>>>>

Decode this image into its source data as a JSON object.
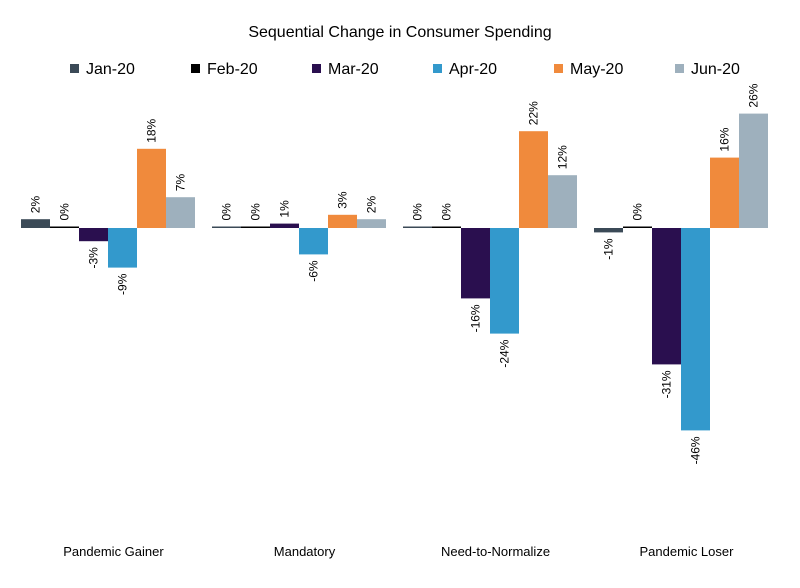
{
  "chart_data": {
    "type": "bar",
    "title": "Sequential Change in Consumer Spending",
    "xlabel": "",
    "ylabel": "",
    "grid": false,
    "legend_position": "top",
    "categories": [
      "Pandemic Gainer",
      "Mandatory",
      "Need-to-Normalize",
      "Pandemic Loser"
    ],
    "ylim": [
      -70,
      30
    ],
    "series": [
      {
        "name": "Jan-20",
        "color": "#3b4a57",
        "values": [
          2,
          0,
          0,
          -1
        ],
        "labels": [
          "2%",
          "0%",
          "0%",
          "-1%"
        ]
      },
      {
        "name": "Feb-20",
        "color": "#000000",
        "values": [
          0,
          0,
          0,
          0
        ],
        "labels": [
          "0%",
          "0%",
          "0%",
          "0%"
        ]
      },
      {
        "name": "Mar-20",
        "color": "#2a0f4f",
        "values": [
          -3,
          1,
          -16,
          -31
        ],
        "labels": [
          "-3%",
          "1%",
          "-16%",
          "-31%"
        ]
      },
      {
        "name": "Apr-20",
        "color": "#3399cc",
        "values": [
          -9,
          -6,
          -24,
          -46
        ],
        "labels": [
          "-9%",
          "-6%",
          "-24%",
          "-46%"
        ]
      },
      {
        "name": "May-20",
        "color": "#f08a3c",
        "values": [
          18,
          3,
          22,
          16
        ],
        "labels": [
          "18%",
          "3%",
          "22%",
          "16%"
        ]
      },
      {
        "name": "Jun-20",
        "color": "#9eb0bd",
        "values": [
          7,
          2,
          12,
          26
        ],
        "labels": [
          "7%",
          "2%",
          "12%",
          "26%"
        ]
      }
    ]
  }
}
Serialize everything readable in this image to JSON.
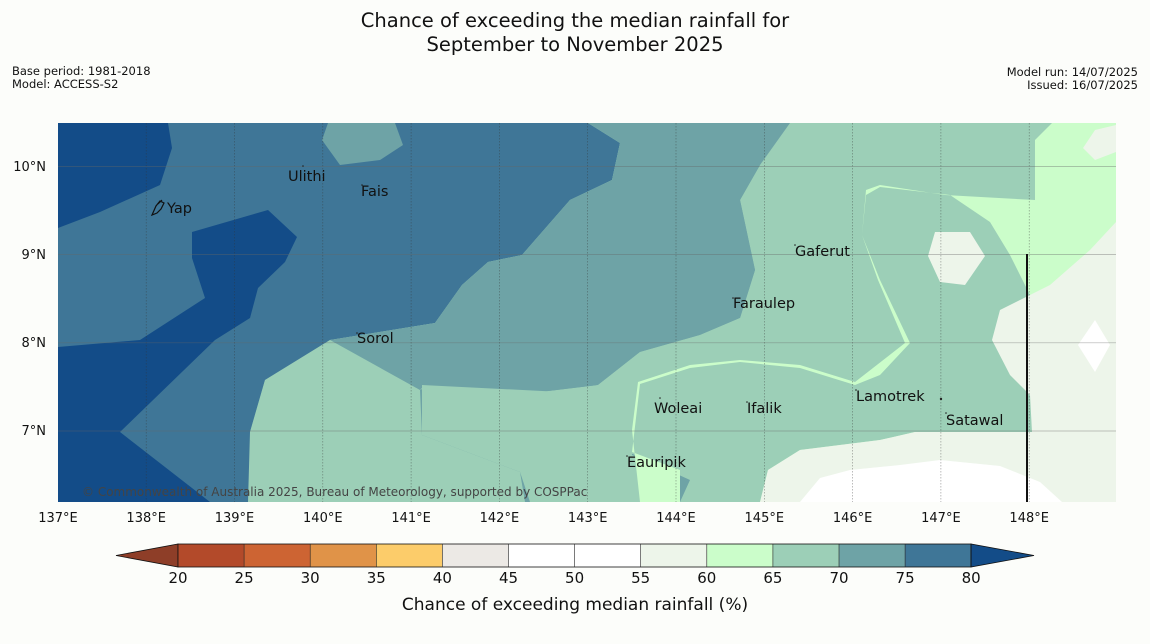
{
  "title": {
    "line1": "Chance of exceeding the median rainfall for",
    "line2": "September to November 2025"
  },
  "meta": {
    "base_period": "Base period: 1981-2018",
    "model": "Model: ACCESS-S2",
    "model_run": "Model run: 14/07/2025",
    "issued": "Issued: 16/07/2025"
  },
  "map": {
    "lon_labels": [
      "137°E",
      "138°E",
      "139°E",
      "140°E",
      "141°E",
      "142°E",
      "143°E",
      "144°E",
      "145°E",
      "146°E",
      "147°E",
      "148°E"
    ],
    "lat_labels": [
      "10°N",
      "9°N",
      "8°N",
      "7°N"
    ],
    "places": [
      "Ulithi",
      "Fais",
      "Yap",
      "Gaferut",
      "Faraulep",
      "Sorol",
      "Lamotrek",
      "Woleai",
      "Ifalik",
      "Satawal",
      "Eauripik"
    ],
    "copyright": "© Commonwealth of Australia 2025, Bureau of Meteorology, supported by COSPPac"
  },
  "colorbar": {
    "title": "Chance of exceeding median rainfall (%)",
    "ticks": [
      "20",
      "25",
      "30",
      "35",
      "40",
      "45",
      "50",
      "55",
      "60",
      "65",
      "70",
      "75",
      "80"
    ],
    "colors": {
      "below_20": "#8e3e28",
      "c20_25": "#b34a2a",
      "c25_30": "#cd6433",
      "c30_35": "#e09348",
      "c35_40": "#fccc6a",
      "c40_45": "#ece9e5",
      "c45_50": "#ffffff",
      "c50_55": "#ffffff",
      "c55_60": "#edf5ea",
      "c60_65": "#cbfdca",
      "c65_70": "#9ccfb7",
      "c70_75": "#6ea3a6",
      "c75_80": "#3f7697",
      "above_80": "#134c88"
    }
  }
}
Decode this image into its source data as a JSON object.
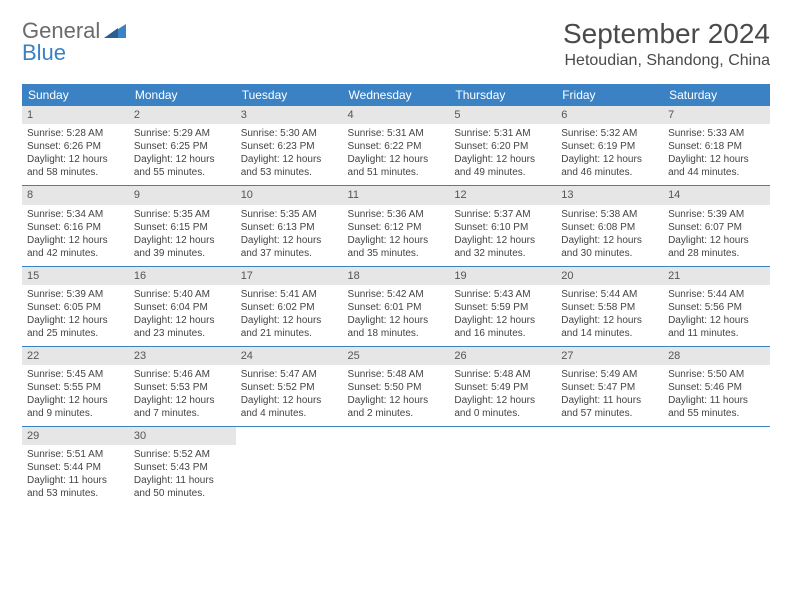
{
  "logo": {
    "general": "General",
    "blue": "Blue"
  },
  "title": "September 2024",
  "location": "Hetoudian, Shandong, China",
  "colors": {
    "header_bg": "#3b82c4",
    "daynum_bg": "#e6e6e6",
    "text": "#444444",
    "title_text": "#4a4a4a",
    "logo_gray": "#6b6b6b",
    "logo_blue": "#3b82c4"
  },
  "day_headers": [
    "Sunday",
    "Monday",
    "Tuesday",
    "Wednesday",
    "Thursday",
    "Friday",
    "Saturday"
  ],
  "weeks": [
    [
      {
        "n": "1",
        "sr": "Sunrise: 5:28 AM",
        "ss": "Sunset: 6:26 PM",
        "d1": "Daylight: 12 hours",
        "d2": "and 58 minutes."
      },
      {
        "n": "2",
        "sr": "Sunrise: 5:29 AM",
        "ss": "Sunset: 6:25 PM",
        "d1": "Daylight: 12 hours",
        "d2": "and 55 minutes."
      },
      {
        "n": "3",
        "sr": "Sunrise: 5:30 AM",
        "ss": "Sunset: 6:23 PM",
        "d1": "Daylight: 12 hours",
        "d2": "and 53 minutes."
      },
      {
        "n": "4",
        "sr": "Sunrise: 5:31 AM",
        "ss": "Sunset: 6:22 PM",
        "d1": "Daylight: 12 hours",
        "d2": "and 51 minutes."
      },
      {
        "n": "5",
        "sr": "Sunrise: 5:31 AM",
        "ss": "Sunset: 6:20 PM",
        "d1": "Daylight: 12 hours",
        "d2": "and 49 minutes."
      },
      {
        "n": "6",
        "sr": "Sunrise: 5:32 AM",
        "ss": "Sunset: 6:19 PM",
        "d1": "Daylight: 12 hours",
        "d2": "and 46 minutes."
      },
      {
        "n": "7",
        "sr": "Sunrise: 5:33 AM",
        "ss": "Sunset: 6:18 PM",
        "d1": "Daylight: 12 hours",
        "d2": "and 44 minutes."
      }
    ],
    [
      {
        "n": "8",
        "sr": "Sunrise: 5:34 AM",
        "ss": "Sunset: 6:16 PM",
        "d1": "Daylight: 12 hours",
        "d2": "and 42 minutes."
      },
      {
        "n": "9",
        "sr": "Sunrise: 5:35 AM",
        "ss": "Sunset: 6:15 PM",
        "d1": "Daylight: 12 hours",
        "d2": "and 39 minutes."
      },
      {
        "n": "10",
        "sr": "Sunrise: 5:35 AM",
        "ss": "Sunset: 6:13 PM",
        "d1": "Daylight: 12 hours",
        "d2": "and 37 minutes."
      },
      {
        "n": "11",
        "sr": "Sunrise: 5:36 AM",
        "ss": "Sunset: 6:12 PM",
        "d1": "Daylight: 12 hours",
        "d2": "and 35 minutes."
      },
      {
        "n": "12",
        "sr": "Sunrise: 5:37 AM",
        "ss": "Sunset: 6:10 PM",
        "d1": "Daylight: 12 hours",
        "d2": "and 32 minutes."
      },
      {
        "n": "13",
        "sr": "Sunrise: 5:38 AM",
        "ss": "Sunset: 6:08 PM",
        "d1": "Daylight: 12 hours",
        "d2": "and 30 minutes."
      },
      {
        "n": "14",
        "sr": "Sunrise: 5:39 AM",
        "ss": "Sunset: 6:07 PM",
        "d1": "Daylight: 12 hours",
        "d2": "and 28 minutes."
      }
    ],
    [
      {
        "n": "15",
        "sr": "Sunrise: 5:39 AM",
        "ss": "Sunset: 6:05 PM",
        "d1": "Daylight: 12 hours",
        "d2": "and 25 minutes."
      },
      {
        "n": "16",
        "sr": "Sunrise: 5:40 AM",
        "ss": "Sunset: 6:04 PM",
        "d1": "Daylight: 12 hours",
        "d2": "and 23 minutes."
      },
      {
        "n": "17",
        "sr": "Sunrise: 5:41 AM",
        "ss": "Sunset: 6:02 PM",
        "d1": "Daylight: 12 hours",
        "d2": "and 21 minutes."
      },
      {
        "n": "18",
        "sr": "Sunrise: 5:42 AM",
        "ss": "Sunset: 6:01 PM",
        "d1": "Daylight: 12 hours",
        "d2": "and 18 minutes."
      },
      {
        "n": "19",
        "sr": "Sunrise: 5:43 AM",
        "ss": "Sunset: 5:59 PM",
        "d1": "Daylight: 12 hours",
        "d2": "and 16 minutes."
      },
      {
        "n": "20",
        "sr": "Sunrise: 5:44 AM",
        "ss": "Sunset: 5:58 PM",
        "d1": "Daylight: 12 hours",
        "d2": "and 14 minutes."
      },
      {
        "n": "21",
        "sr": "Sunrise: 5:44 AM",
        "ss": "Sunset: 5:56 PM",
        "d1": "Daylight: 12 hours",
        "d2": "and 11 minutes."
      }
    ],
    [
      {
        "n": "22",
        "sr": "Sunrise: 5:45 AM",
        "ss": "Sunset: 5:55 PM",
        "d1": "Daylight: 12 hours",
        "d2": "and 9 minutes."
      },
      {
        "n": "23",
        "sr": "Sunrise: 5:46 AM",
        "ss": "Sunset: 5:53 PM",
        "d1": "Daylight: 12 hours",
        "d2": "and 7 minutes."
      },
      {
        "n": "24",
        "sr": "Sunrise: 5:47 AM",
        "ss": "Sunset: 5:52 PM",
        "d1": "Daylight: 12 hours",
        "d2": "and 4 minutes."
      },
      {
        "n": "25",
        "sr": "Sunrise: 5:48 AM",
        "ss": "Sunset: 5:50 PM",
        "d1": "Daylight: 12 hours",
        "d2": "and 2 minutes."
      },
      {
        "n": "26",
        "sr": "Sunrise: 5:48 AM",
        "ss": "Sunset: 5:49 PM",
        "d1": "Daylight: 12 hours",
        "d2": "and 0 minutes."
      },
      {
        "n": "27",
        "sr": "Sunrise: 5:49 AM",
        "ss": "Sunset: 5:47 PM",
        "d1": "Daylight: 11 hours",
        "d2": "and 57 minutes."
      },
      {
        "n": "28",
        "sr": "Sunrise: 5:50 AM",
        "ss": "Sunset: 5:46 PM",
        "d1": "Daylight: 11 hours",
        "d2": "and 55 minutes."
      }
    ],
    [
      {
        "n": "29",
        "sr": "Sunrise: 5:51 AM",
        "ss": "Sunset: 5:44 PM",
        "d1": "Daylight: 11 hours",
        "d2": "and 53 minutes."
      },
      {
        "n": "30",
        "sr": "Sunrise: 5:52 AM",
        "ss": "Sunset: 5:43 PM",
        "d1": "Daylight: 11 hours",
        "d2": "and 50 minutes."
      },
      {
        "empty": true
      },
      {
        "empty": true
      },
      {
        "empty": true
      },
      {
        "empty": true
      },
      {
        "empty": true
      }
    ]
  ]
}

<<<<

[What you are asked to do]:
Identify the lines that contain the string "median", and copy every one of them.

[Solution to this problem]:
    "line1": "Chance of exceeding the median rainfall for",
    "title": "Chance of exceeding median rainfall (%)",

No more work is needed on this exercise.